■ To do
Which lines include the word "propriétaires"? Copy each of them.

■ Provided data
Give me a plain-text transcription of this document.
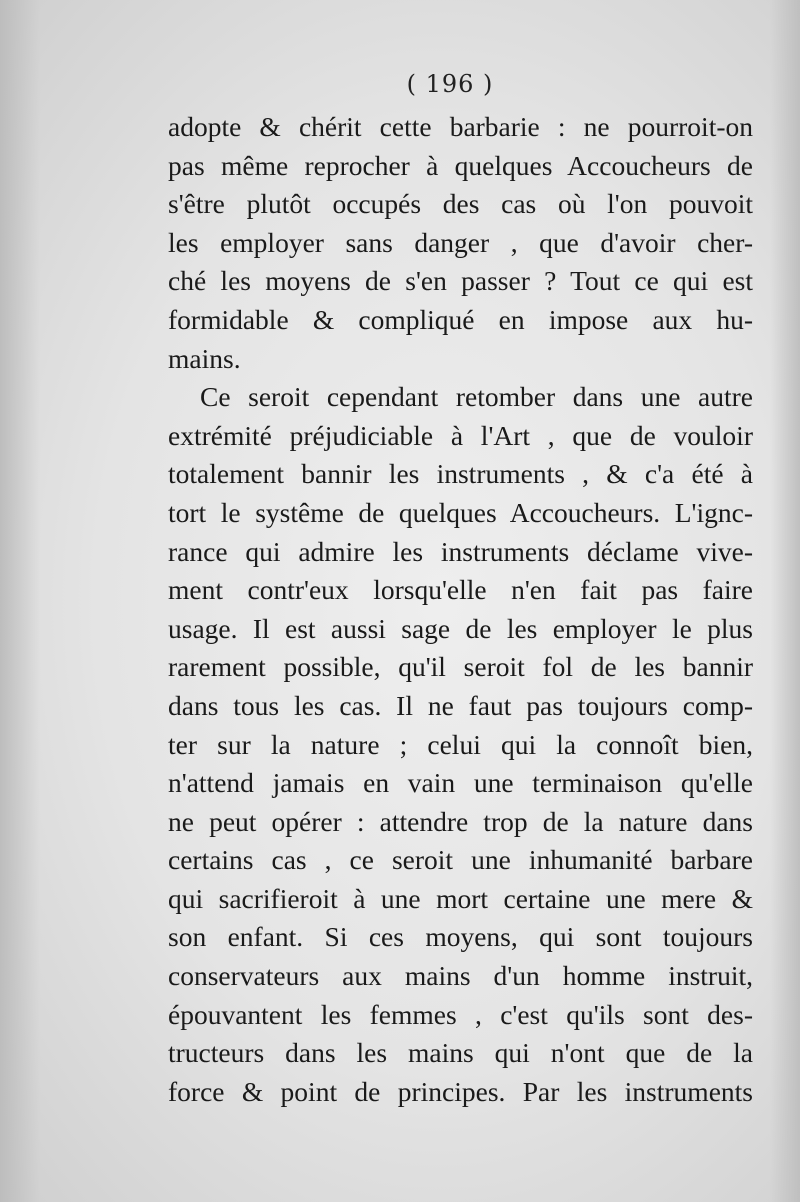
( 196 )
adopte & chérit cette barbarie : ne pourroit-on
pas même reprocher à quelques Accoucheurs de
s'être plutôt occupés des cas où l'on pouvoit
les employer sans danger , que d'avoir cher-
ché les moyens de s'en passer ? Tout ce qui est
formidable & compliqué en impose aux hu-
mains.
Ce seroit cependant retomber dans une autre
extrémité préjudiciable à l'Art , que de vouloir
totalement bannir les instruments , & c'a été à
tort le systême de quelques Accoucheurs. L'ignc-
rance qui admire les instruments déclame vive-
ment contr'eux lorsqu'elle n'en fait pas faire
usage. Il est aussi sage de les employer le plus
rarement possible, qu'il seroit fol de les bannir
dans tous les cas. Il ne faut pas toujours comp-
ter sur la nature ; celui qui la connoît bien,
n'attend jamais en vain une terminaison qu'elle
ne peut opérer : attendre trop de la nature dans
certains cas , ce seroit une inhumanité barbare
qui sacrifieroit à une mort certaine une mere &
son enfant. Si ces moyens, qui sont toujours
conservateurs aux mains d'un homme instruit,
épouvantent les femmes , c'est qu'ils sont des-
tructeurs dans les mains qui n'ont que de la
force & point de principes. Par les instruments
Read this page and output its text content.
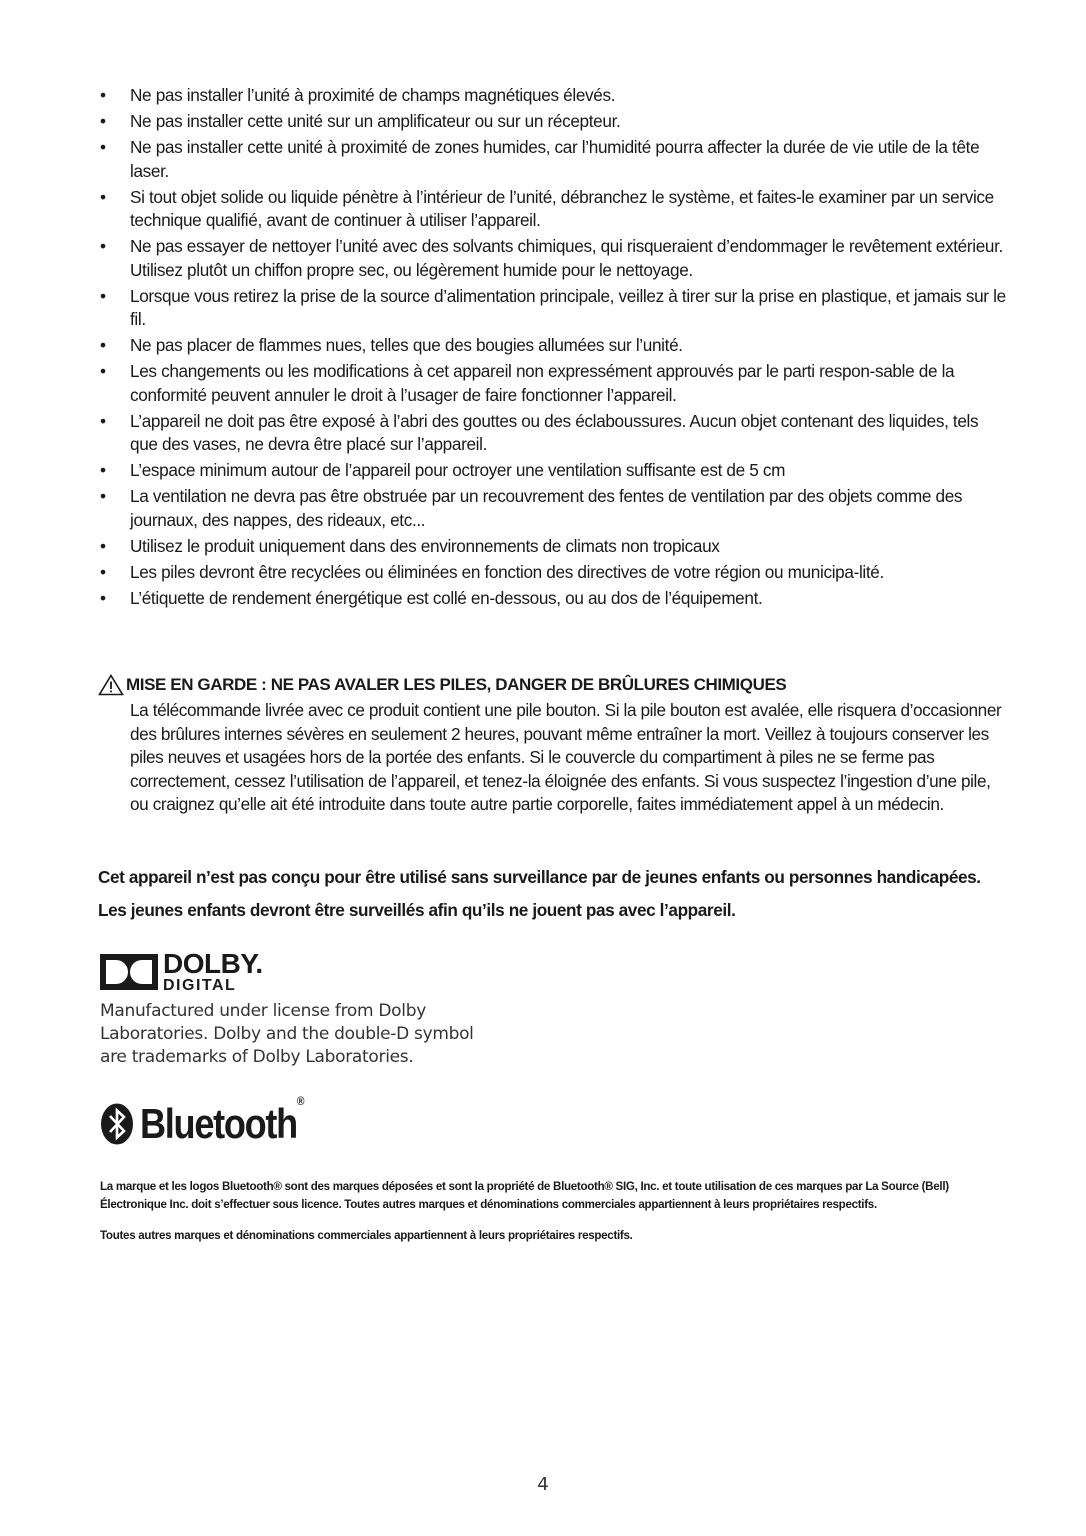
• Ne pas installer l’unité à proximité de champs magnétiques élevés.
• Ne pas installer cette unité sur un amplificateur ou sur un récepteur.
• Ne pas installer cette unité à proximité de zones humides, car l’humidité pourra affecter la durée de vie utile de la tête laser.
• Si tout objet solide ou liquide pénètre à l’intérieur de l’unité, débranchez le système, et faites-le examiner par un service technique qualifié, avant de continuer à utiliser l’appareil.
• Ne pas essayer de nettoyer l’unité avec des solvants chimiques, qui risqueraient d’endommager le revêtement extérieur. Utilisez plutôt un chiffon propre sec, ou légèrement humide pour le nettoyage.
• Lorsque vous retirez la prise de la source d’alimentation principale, veillez à tirer sur la prise en plastique, et jamais sur le fil.
• Ne pas placer de flammes nues, telles que des bougies allumées sur l’unité.
• Les changements ou les modifications à cet appareil non expressément approuvés par le parti respon-sable de la conformité peuvent annuler le droit à l’usager de faire fonctionner l’appareil.
• L’appareil ne doit pas être exposé à l’abri des gouttes ou des éclaboussures. Aucun objet contenant des liquides, tels que des vases, ne devra être placé sur l’appareil.
• L’espace minimum autour de l’appareil pour octroyer une ventilation suffisante est de 5 cm
• La ventilation ne devra pas être obstruée par un recouvrement des fentes de ventilation par des objets comme des journaux, des nappes, des rideaux, etc...
• Utilisez le produit uniquement dans des environnements de climats non tropicaux
• Les piles devront être recyclées ou éliminées en fonction des directives de votre région ou municipa-lité.
• L’étiquette de rendement énergétique est collé en-dessous, ou au dos de l’équipement.
MISE EN GARDE : NE PAS AVALER LES PILES, DANGER DE BRÛLURES CHIMIQUES
La télécommande livrée avec ce produit contient une pile bouton. Si la pile bouton est avalée, elle risquera d’occasionner des brûlures internes sévères en seulement 2 heures, pouvant même entraîner la mort. Veillez à toujours conserver les piles neuves et usagées hors de la portée des enfants. Si le couvercle du compartiment à piles ne se ferme pas correctement, cessez l’utilisation de l’appareil, et tenez-la éloignée des enfants. Si vous suspectez l’ingestion d’une pile, ou craignez qu’elle ait été introduite dans toute autre partie corporelle, faites immédiatement appel à un médecin.

Cet appareil n’est pas conçu pour être utilisé sans surveillance par de jeunes enfants ou personnes handicapées.

Les jeunes enfants devront être surveillés afin qu’ils ne jouent pas avec l’appareil.

DOLBY.
DIGITAL
Manufactured under license from Dolby
Laboratories. Dolby and the double-D symbol
are trademarks of Dolby Laboratories.
Bluetooth®

La marque et les logos Bluetooth® sont des marques déposées et sont la propriété de Bluetooth® SIG, Inc. et toute utilisation de ces marques par La Source (Bell) Électronique Inc. doit s’effectuer sous licence. Toutes autres marques et dénominations commerciales appartiennent à leurs propriétaires respectifs.

Toutes autres marques et dénominations commerciales appartiennent à leurs propriétaires respectifs.

4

■ Output for this exercise
La marque et les logos Bluetooth® sont des marques déposées et sont la propriété de Bluetooth® SIG, Inc. et toute utilisation de ces marques par La Source (Bell) Électronique Inc. doit s’effectuer sous licence. Toutes autres marques et dénominations commerciales appartiennent à leurs propriétaires respectifs.
Toutes autres marques et dénominations commerciales appartiennent à leurs propriétaires respectifs.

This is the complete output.